Problem to work on:
Search the data for the word "lang". Reproduce every line where it is found.

***** Data rows

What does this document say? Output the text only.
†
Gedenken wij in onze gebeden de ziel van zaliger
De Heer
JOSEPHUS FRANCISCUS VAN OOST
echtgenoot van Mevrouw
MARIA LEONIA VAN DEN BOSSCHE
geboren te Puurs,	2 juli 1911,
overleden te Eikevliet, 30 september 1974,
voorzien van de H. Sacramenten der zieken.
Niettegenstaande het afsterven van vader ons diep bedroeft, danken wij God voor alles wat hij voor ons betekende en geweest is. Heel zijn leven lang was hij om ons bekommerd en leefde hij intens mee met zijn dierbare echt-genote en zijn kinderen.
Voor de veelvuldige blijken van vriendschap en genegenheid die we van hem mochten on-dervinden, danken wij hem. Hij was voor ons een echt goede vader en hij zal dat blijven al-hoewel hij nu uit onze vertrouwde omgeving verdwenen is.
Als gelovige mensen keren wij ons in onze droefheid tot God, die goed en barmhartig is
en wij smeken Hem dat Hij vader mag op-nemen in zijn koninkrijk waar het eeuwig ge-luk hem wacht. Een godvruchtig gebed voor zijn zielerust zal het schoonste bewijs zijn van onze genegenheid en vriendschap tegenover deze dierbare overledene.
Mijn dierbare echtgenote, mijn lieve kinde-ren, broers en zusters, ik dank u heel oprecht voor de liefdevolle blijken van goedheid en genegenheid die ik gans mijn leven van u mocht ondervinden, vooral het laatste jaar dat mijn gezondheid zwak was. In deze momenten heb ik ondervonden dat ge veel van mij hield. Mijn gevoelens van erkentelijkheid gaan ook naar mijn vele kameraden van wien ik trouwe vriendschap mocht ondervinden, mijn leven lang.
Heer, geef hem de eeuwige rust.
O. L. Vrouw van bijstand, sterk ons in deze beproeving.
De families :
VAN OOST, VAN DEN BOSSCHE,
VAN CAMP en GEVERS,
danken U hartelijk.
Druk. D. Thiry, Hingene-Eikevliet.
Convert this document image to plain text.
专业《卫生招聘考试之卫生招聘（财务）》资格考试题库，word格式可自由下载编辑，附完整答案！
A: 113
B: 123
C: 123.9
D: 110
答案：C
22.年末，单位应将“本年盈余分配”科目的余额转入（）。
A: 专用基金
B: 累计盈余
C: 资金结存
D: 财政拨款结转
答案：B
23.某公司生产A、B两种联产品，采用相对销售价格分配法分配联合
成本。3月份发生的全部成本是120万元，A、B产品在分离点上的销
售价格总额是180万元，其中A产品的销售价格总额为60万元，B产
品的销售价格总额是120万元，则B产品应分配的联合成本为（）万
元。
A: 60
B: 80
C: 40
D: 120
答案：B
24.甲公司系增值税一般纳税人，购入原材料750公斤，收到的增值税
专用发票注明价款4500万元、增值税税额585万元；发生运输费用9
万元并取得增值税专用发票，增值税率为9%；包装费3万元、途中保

**********

Solved exercise:
Niettegenstaande het afsterven van vader ons diep bedroeft, danken wij God voor alles wat hij voor ons betekende en geweest is. Heel zijn leven lang was hij om ons bekommerd en leefde hij intens mee met zijn dierbare echt-genote en zijn kinderen.
Mijn dierbare echtgenote, mijn lieve kinde-ren, broers en zusters, ik dank u heel oprecht voor de liefdevolle blijken van goedheid en genegenheid die ik gans mijn leven van u mocht ondervinden, vooral het laatste jaar dat mijn gezondheid zwak was. In deze momenten heb ik ondervonden dat ge veel van mij hield. Mijn gevoelens van erkentelijkheid gaan ook naar mijn vele kameraden van wien ik trouwe vriendschap mocht ondervinden, mijn leven lang.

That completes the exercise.